### Objective
Tally up how many lines in the listing below contain the string "JSON", and give only the total.

[start]

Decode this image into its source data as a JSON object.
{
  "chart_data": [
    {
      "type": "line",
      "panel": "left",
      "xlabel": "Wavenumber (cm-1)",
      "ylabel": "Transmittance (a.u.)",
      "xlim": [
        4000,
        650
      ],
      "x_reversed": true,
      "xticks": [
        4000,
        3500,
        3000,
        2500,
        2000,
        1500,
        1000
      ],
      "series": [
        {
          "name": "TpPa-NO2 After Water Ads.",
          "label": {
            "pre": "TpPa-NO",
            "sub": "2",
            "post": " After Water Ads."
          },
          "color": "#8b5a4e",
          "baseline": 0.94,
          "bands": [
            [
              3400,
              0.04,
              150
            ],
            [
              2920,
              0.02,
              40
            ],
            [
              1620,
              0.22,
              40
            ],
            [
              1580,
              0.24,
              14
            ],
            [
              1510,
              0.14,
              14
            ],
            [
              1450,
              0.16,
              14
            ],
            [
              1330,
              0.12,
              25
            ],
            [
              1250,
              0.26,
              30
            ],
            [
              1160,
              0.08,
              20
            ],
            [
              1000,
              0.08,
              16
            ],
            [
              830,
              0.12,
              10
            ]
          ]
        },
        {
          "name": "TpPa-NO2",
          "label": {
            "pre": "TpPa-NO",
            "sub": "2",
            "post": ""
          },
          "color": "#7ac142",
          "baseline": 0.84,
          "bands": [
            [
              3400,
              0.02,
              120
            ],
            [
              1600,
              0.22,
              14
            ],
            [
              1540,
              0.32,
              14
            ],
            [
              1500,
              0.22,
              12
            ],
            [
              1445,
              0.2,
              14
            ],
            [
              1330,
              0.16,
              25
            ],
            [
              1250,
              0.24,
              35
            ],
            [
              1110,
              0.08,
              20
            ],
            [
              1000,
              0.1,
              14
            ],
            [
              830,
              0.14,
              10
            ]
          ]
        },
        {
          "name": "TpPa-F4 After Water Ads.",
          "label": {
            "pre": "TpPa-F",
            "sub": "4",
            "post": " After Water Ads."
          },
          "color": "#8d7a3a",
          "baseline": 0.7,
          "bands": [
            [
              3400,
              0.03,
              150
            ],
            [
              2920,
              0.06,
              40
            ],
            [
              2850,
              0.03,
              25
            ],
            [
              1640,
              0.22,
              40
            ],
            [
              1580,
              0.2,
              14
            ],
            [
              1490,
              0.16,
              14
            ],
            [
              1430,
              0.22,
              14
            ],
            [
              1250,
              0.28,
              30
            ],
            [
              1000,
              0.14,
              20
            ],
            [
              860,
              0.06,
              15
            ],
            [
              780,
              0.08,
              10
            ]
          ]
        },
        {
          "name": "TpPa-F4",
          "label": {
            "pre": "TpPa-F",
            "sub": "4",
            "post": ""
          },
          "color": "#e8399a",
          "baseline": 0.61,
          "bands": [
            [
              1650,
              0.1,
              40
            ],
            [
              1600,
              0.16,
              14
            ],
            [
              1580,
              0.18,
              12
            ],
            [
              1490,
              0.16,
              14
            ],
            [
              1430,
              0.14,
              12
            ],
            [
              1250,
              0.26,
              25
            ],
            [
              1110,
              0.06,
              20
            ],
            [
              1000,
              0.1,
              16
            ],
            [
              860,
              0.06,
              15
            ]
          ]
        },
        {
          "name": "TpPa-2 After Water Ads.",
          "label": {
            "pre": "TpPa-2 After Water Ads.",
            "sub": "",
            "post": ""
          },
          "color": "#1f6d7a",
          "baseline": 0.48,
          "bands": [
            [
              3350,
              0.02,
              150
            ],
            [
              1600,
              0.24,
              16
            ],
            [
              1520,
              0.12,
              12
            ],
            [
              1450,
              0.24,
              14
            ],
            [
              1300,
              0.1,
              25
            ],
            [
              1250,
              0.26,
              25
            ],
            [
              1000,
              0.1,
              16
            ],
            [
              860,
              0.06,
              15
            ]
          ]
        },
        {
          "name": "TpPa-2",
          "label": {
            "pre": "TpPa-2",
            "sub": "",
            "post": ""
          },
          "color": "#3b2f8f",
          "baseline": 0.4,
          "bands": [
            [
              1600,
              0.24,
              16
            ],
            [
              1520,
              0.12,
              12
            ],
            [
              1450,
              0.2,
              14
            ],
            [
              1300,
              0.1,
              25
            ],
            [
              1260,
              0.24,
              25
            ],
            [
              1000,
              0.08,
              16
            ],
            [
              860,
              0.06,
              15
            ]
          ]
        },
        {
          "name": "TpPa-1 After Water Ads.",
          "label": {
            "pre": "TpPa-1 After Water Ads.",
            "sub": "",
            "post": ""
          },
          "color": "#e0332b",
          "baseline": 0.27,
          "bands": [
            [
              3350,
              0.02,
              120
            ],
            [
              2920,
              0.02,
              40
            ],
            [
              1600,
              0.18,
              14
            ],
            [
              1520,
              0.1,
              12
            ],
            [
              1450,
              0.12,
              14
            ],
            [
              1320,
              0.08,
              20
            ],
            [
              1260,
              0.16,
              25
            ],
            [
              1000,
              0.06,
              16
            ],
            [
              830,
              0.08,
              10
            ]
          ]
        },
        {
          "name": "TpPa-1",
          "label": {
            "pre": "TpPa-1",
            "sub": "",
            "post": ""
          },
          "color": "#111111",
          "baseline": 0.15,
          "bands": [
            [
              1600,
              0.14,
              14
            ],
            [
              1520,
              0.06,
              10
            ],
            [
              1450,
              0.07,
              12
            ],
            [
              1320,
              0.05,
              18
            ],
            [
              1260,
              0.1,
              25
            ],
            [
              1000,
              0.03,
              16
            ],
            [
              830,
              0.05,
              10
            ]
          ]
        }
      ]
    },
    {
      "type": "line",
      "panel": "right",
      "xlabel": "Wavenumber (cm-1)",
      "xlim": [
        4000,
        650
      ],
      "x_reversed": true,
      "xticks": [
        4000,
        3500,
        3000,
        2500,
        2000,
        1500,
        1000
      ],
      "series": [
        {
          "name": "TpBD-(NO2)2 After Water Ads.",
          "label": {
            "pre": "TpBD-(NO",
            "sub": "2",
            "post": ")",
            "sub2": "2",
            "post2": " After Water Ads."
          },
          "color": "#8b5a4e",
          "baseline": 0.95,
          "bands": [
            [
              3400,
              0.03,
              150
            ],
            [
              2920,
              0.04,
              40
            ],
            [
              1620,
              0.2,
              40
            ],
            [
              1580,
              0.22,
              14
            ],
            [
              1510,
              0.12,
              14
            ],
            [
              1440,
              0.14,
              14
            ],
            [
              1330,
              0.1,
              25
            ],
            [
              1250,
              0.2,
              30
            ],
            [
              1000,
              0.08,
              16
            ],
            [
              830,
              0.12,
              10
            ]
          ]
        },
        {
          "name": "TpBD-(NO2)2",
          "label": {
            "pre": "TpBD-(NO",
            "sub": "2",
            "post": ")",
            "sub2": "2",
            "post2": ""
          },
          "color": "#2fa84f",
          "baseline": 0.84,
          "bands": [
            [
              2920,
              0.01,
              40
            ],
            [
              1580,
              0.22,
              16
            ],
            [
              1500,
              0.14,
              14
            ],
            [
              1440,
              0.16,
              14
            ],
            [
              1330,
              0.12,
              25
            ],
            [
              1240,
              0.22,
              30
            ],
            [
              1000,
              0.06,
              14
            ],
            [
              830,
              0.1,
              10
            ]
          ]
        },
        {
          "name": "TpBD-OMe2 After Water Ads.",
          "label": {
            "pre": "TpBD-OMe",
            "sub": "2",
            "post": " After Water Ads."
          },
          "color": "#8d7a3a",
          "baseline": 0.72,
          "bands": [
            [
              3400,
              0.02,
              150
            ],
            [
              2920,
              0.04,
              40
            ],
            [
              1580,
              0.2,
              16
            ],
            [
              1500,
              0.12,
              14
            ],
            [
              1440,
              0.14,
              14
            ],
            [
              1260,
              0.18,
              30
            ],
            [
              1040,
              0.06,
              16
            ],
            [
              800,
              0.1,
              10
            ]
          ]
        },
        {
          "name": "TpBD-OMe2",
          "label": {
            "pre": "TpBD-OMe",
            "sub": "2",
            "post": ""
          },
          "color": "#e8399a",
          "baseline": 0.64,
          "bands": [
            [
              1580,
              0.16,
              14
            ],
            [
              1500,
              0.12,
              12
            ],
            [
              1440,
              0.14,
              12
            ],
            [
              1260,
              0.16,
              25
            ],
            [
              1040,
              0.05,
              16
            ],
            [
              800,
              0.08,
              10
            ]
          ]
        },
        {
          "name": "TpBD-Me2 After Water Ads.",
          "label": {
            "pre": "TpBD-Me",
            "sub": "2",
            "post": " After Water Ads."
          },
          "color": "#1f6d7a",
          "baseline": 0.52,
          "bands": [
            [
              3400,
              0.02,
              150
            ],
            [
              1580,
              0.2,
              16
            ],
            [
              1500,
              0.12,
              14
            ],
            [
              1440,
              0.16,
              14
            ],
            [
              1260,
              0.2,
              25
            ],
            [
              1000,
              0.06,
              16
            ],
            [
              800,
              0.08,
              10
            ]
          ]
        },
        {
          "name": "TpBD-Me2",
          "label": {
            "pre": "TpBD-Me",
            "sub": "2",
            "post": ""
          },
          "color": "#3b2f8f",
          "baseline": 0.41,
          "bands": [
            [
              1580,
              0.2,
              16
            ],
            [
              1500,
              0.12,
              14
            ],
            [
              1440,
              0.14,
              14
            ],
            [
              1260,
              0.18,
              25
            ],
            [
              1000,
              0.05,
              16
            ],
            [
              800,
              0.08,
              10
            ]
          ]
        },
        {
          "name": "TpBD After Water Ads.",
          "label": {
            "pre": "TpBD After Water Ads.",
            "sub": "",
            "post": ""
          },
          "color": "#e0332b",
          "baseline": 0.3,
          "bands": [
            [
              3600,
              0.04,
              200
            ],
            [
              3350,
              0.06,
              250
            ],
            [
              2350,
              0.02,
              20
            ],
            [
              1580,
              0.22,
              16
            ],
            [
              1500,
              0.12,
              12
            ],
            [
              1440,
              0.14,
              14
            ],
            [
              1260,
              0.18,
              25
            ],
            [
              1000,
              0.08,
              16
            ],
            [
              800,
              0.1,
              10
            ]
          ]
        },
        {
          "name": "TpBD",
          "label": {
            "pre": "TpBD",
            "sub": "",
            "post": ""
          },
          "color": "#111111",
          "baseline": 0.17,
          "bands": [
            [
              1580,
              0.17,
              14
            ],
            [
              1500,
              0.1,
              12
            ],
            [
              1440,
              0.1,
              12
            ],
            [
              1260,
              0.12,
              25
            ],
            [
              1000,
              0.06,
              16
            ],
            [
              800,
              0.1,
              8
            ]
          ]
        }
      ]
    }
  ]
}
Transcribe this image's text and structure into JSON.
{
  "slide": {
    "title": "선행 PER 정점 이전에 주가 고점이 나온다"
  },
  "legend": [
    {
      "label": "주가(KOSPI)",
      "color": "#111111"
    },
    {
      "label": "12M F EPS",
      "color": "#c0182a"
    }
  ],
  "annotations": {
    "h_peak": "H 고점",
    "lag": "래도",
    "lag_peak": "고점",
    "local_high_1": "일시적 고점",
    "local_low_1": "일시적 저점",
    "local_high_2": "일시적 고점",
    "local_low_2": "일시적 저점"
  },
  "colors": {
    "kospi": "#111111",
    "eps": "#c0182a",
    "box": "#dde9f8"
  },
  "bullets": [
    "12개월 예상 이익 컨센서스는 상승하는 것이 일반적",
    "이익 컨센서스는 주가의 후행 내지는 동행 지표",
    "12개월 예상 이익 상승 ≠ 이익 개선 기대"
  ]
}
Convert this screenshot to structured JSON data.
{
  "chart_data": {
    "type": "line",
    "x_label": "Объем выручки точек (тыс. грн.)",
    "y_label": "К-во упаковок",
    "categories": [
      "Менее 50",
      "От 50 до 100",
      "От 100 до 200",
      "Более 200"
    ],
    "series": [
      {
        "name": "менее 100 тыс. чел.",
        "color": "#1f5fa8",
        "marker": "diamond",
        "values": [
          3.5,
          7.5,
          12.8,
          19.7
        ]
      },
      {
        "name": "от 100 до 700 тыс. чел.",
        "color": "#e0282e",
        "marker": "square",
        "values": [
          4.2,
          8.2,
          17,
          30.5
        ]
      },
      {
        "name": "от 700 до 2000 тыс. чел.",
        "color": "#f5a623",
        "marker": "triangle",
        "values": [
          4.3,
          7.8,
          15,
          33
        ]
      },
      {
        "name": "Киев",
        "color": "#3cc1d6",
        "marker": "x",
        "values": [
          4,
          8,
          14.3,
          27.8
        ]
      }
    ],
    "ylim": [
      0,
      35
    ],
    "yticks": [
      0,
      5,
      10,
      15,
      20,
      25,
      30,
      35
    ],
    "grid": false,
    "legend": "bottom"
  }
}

[end]

### Output of the task
3